■ **Directive**
Please gather every line from the entries below that contains the word "Chat", copying each one in full.

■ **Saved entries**

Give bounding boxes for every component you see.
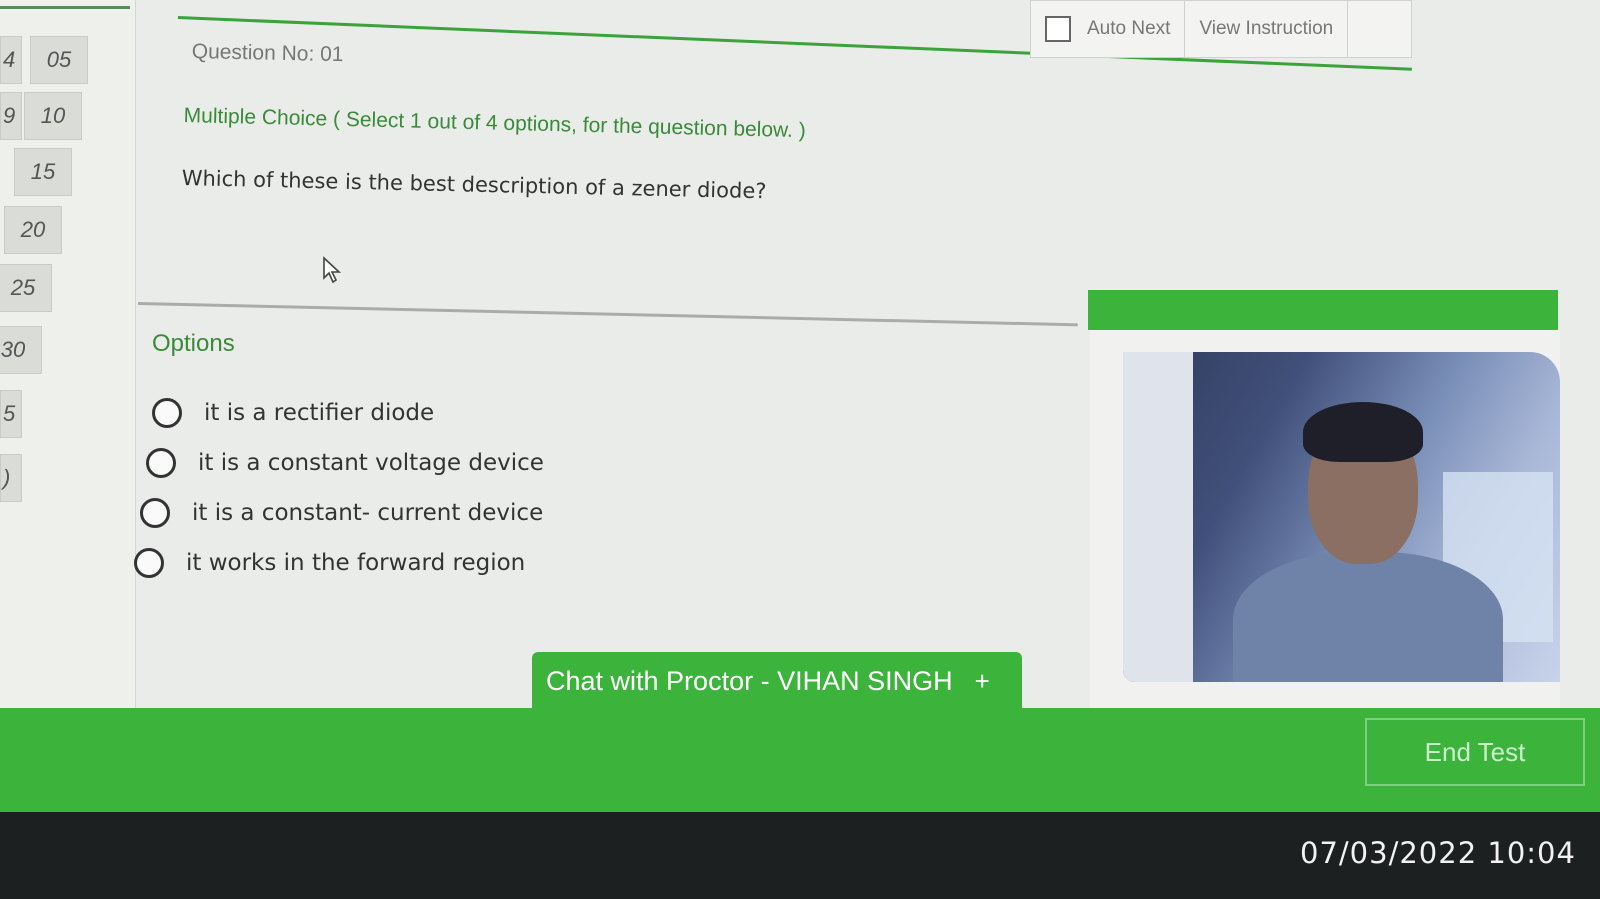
chat-with-proctor-label: Chat with Proctor - VIHAN SINGH — [546, 665, 953, 696]
question-nav-item[interactable]: 4 — [0, 36, 22, 84]
option-4[interactable]: it works in the forward region — [134, 548, 525, 578]
question-nav-item[interactable]: 05 — [30, 36, 88, 84]
question-nav-item[interactable]: 10 — [24, 92, 82, 140]
top-toolbar: Auto Next View Instruction — [1030, 0, 1412, 58]
end-test-button[interactable]: End Test — [1365, 718, 1585, 786]
option-label: it works in the forward region — [186, 550, 526, 576]
end-test-label: End Test — [1424, 736, 1526, 767]
option-radio[interactable] — [134, 548, 164, 578]
question-nav-item[interactable]: ) — [0, 454, 22, 502]
question-nav-item[interactable]: 30 — [0, 326, 42, 374]
view-instruction-label: View Instruction — [1199, 18, 1334, 39]
question-number: Question No: 01 — [191, 40, 344, 67]
photo-timestamp: 07/03/2022 10:04 — [1300, 836, 1576, 870]
expand-plus-icon: + — [974, 665, 990, 696]
auto-next-checkbox[interactable] — [1045, 16, 1071, 42]
webcam-person-hair — [1303, 402, 1423, 462]
option-3[interactable]: it is a constant- current device — [140, 498, 543, 528]
webcam-person-body — [1233, 552, 1503, 682]
question-nav-item[interactable]: 15 — [14, 148, 72, 196]
option-radio[interactable] — [152, 398, 182, 428]
option-label: it is a constant- current device — [192, 500, 544, 526]
auto-next-toggle[interactable]: Auto Next — [1031, 1, 1186, 57]
option-1[interactable]: it is a rectifier diode — [152, 398, 434, 428]
view-instruction-button[interactable]: View Instruction — [1185, 1, 1349, 57]
question-text: Which of these is the best description o… — [181, 166, 767, 204]
webcam-frame-edge — [1123, 352, 1193, 682]
question-nav-item[interactable]: 9 — [0, 92, 22, 140]
question-nav-item[interactable]: 5 — [0, 390, 22, 438]
auto-next-label: Auto Next — [1087, 18, 1171, 39]
option-radio[interactable] — [146, 448, 176, 478]
options-heading: Options — [152, 330, 235, 357]
option-radio[interactable] — [140, 498, 170, 528]
chat-with-proctor-button[interactable]: Chat with Proctor - VIHAN SINGH + — [532, 652, 1022, 710]
option-label: it is a constant voltage device — [198, 450, 544, 476]
webcam-feed — [1123, 352, 1560, 682]
question-nav-item[interactable]: 25 — [0, 264, 52, 312]
question-nav-item[interactable]: 20 — [4, 206, 62, 254]
option-label: it is a rectifier diode — [204, 400, 435, 426]
sidebar-top-border — [0, 6, 130, 9]
question-type-instruction: Multiple Choice ( Select 1 out of 4 opti… — [183, 104, 807, 143]
bottom-action-bar — [0, 708, 1600, 812]
mouse-cursor-icon — [322, 256, 344, 291]
option-2[interactable]: it is a constant voltage device — [146, 448, 544, 478]
webcam-panel-header — [1088, 290, 1558, 330]
question-options-divider — [137, 302, 1078, 327]
question-nav-sidebar: 4 05 9 10 15 20 25 30 5 ) — [0, 0, 136, 715]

■ **The result**
chat-with-proctor-label: Chat with Proctor - VIHAN SINGH — [546, 665, 953, 696]
chat-with-proctor-button[interactable]: Chat with Proctor - VIHAN SINGH + — [532, 652, 1022, 710]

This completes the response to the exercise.